● **Required task**:
Retype the complete listing exactly as it appears.

● **Data provided**:
★ ★ ★ ★ ★

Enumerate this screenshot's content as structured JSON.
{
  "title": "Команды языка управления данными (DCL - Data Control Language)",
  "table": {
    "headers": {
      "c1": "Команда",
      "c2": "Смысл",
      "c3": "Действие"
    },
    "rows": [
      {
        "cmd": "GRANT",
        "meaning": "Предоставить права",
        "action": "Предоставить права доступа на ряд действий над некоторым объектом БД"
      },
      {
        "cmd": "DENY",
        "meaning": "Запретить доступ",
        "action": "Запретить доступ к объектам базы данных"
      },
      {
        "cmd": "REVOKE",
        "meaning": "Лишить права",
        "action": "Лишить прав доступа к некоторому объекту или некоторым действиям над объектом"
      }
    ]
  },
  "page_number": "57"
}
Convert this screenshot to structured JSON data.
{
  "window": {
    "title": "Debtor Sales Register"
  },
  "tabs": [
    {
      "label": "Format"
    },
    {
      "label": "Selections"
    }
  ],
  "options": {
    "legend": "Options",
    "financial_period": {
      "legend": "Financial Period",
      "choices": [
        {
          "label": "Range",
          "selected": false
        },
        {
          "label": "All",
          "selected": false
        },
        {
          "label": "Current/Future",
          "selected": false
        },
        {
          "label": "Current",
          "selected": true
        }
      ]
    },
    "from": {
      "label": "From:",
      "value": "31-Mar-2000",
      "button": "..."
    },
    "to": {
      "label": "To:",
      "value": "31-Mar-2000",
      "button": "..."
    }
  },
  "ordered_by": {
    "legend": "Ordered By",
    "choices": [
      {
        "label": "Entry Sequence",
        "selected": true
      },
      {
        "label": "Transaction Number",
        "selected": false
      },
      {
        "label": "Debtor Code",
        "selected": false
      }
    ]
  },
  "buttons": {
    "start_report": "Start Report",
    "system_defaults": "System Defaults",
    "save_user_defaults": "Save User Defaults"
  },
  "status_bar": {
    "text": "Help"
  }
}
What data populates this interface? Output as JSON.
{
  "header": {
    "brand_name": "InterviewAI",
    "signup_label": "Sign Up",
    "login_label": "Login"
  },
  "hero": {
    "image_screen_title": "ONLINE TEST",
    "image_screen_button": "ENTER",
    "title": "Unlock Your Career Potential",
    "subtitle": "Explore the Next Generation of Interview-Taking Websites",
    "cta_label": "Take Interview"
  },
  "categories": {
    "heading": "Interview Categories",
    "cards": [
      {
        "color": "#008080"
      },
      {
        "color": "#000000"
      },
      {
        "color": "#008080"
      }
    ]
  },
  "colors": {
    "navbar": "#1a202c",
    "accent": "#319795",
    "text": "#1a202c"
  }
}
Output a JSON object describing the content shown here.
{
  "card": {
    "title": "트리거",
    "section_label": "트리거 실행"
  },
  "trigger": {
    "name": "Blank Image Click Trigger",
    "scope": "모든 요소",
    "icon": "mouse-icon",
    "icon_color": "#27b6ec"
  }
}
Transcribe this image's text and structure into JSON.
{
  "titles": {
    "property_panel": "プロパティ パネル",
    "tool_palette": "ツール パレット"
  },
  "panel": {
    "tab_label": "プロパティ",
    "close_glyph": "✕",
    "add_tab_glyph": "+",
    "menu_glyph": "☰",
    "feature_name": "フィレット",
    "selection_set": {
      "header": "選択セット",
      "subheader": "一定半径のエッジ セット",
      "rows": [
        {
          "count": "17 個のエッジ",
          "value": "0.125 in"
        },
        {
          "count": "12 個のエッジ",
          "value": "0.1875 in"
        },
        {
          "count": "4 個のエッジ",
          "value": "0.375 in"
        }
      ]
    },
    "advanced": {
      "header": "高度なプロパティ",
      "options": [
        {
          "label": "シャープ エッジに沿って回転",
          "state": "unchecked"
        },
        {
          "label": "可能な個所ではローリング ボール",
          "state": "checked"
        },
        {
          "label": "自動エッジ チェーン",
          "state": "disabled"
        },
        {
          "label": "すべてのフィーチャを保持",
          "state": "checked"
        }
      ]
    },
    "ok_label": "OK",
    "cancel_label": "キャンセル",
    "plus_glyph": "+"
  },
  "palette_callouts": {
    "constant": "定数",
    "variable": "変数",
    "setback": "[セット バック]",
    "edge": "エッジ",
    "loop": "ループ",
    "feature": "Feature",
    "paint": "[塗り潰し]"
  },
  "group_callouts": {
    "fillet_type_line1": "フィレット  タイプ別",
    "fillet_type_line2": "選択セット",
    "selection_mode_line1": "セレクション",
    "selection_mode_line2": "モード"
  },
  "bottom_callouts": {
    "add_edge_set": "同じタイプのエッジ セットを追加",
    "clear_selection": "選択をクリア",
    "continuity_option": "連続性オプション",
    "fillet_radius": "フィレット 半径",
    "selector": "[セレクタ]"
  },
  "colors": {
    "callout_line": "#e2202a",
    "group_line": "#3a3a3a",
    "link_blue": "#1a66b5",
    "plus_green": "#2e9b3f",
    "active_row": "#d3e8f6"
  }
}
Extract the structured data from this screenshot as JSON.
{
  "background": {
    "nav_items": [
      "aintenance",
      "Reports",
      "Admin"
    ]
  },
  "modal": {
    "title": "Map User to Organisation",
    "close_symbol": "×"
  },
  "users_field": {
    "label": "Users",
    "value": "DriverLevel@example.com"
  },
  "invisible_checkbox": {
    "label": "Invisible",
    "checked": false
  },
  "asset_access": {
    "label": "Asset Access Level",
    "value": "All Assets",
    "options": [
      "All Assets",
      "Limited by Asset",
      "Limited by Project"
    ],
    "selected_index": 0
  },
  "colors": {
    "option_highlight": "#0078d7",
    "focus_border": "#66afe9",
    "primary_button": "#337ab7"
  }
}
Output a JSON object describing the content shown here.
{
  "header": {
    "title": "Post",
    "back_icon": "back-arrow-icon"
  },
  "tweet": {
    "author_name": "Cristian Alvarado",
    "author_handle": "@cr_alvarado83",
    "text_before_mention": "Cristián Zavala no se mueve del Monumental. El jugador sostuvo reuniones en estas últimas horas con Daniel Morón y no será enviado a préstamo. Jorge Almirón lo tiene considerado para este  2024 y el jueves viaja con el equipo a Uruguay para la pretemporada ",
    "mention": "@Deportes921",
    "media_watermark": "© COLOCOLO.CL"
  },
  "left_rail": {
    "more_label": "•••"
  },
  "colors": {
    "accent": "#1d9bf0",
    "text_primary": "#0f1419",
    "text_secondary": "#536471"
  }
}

★ ★ ★ ★ ★

● **Exercise result**:
Enumerate this screenshot's content as structured JSON.
{
  "title": "Команды языка управления данными (DCL - Data Control Language)",
  "table": {
    "headers": {
      "c1": "Команда",
      "c2": "Смысл",
      "c3": "Действие"
    },
    "rows": [
      {
        "cmd": "GRANT",
        "meaning": "Предоставить права",
        "action": "Предоставить права доступа на ряд действий над некоторым объектом БД"
      },
      {
        "cmd": "DENY",
        "meaning": "Запретить доступ",
        "action": "Запретить доступ к объектам базы данных"
      },
      {
        "cmd": "REVOKE",
        "meaning": "Лишить права",
        "action": "Лишить прав доступа к некоторому объекту или некоторым действиям над объектом"
      }
    ]
  },
  "page_number": "57"
}
Convert this screenshot to structured JSON data.
{
  "window": {
    "title": "Debtor Sales Register"
  },
  "tabs": [
    {
      "label": "Format"
    },
    {
      "label": "Selections"
    }
  ],
  "options": {
    "legend": "Options",
    "financial_period": {
      "legend": "Financial Period",
      "choices": [
        {
          "label": "Range",
          "selected": false
        },
        {
          "label": "All",
          "selected": false
        },
        {
          "label": "Current/Future",
          "selected": false
        },
        {
          "label": "Current",
          "selected": true
        }
      ]
    },
    "from": {
      "label": "From:",
      "value": "31-Mar-2000",
      "button": "..."
    },
    "to": {
      "label": "To:",
      "value": "31-Mar-2000",
      "button": "..."
    }
  },
  "ordered_by": {
    "legend": "Ordered By",
    "choices": [
      {
        "label": "Entry Sequence",
        "selected": true
      },
      {
        "label": "Transaction Number",
        "selected": false
      },
      {
        "label": "Debtor Code",
        "selected": false
      }
    ]
  },
  "buttons": {
    "start_report": "Start Report",
    "system_defaults": "System Defaults",
    "save_user_defaults": "Save User Defaults"
  },
  "status_bar": {
    "text": "Help"
  }
}
What data populates this interface? Output as JSON.
{
  "header": {
    "brand_name": "InterviewAI",
    "signup_label": "Sign Up",
    "login_label": "Login"
  },
  "hero": {
    "image_screen_title": "ONLINE TEST",
    "image_screen_button": "ENTER",
    "title": "Unlock Your Career Potential",
    "subtitle": "Explore the Next Generation of Interview-Taking Websites",
    "cta_label": "Take Interview"
  },
  "categories": {
    "heading": "Interview Categories",
    "cards": [
      {
        "color": "#008080"
      },
      {
        "color": "#000000"
      },
      {
        "color": "#008080"
      }
    ]
  },
  "colors": {
    "navbar": "#1a202c",
    "accent": "#319795",
    "text": "#1a202c"
  }
}
Output a JSON object describing the content shown here.
{
  "card": {
    "title": "트리거",
    "section_label": "트리거 실행"
  },
  "trigger": {
    "name": "Blank Image Click Trigger",
    "scope": "모든 요소",
    "icon": "mouse-icon",
    "icon_color": "#27b6ec"
  }
}
Transcribe this image's text and structure into JSON.
{
  "titles": {
    "property_panel": "プロパティ パネル",
    "tool_palette": "ツール パレット"
  },
  "panel": {
    "tab_label": "プロパティ",
    "close_glyph": "✕",
    "add_tab_glyph": "+",
    "menu_glyph": "☰",
    "feature_name": "フィレット",
    "selection_set": {
      "header": "選択セット",
      "subheader": "一定半径のエッジ セット",
      "rows": [
        {
          "count": "17 個のエッジ",
          "value": "0.125 in"
        },
        {
          "count": "12 個のエッジ",
          "value": "0.1875 in"
        },
        {
          "count": "4 個のエッジ",
          "value": "0.375 in"
        }
      ]
    },
    "advanced": {
      "header": "高度なプロパティ",
      "options": [
        {
          "label": "シャープ エッジに沿って回転",
          "state": "unchecked"
        },
        {
          "label": "可能な個所ではローリング ボール",
          "state": "checked"
        },
        {
          "label": "自動エッジ チェーン",
          "state": "disabled"
        },
        {
          "label": "すべてのフィーチャを保持",
          "state": "checked"
        }
      ]
    },
    "ok_label": "OK",
    "cancel_label": "キャンセル",
    "plus_glyph": "+"
  },
  "palette_callouts": {
    "constant": "定数",
    "variable": "変数",
    "setback": "[セット バック]",
    "edge": "エッジ",
    "loop": "ループ",
    "feature": "Feature",
    "paint": "[塗り潰し]"
  },
  "group_callouts": {
    "fillet_type_line1": "フィレット  タイプ別",
    "fillet_type_line2": "選択セット",
    "selection_mode_line1": "セレクション",
    "selection_mode_line2": "モード"
  },
  "bottom_callouts": {
    "add_edge_set": "同じタイプのエッジ セットを追加",
    "clear_selection": "選択をクリア",
    "continuity_option": "連続性オプション",
    "fillet_radius": "フィレット 半径",
    "selector": "[セレクタ]"
  },
  "colors": {
    "callout_line": "#e2202a",
    "group_line": "#3a3a3a",
    "link_blue": "#1a66b5",
    "plus_green": "#2e9b3f",
    "active_row": "#d3e8f6"
  }
}
Extract the structured data from this screenshot as JSON.
{
  "background": {
    "nav_items": [
      "aintenance",
      "Reports",
      "Admin"
    ]
  },
  "modal": {
    "title": "Map User to Organisation",
    "close_symbol": "×"
  },
  "users_field": {
    "label": "Users",
    "value": "DriverLevel@example.com"
  },
  "invisible_checkbox": {
    "label": "Invisible",
    "checked": false
  },
  "asset_access": {
    "label": "Asset Access Level",
    "value": "All Assets",
    "options": [
      "All Assets",
      "Limited by Asset",
      "Limited by Project"
    ],
    "selected_index": 0
  },
  "colors": {
    "option_highlight": "#0078d7",
    "focus_border": "#66afe9",
    "primary_button": "#337ab7"
  }
}
Output a JSON object describing the content shown here.
{
  "header": {
    "title": "Post",
    "back_icon": "back-arrow-icon"
  },
  "tweet": {
    "author_name": "Cristian Alvarado",
    "author_handle": "@cr_alvarado83",
    "text_before_mention": "Cristián Zavala no se mueve del Monumental. El jugador sostuvo reuniones en estas últimas horas con Daniel Morón y no será enviado a préstamo. Jorge Almirón lo tiene considerado para este  2024 y el jueves viaja con el equipo a Uruguay para la pretemporada ",
    "mention": "@Deportes921",
    "media_watermark": "© COLOCOLO.CL"
  },
  "left_rail": {
    "more_label": "•••"
  },
  "colors": {
    "accent": "#1d9bf0",
    "text_primary": "#0f1419",
    "text_secondary": "#536471"
  }
}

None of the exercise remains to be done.